Dataset rows:
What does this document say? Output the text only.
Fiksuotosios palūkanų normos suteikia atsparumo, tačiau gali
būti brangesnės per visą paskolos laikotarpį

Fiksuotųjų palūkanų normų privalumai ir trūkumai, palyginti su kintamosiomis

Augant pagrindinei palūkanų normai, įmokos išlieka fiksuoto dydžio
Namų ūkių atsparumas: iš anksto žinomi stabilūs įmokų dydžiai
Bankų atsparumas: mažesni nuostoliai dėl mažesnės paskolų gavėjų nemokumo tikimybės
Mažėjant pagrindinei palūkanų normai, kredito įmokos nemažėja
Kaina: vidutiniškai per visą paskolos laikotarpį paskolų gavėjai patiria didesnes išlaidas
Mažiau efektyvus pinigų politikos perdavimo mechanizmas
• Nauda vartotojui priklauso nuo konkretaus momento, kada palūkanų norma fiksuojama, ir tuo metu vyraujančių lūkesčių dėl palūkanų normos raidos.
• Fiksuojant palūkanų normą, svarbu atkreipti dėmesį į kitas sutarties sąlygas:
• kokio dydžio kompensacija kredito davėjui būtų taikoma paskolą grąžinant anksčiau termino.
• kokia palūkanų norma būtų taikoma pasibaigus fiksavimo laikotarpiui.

Work to complete: From the data above, extract every line in its exact form.

Exercise result:
What does this document say? Output the text only.
Fiksuotosios palūkanų normos suteikia atsparumo, tačiau gali
būti brangesnės per visą paskolos laikotarpį

Fiksuotųjų palūkanų normų privalumai ir trūkumai, palyginti su kintamosiomis

Augant pagrindinei palūkanų normai, įmokos išlieka fiksuoto dydžio
Namų ūkių atsparumas: iš anksto žinomi stabilūs įmokų dydžiai
Bankų atsparumas: mažesni nuostoliai dėl mažesnės paskolų gavėjų nemokumo tikimybės
Mažėjant pagrindinei palūkanų normai, kredito įmokos nemažėja
Kaina: vidutiniškai per visą paskolos laikotarpį paskolų gavėjai patiria didesnes išlaidas
Mažiau efektyvus pinigų politikos perdavimo mechanizmas
• Nauda vartotojui priklauso nuo konkretaus momento, kada palūkanų norma fiksuojama, ir tuo metu vyraujančių lūkesčių dėl palūkanų normos raidos.
• Fiksuojant palūkanų normą, svarbu atkreipti dėmesį į kitas sutarties sąlygas:
• kokio dydžio kompensacija kredito davėjui būtų taikoma paskolą grąžinant anksčiau termino.
• kokia palūkanų norma būtų taikoma pasibaigus fiksavimo laikotarpiui.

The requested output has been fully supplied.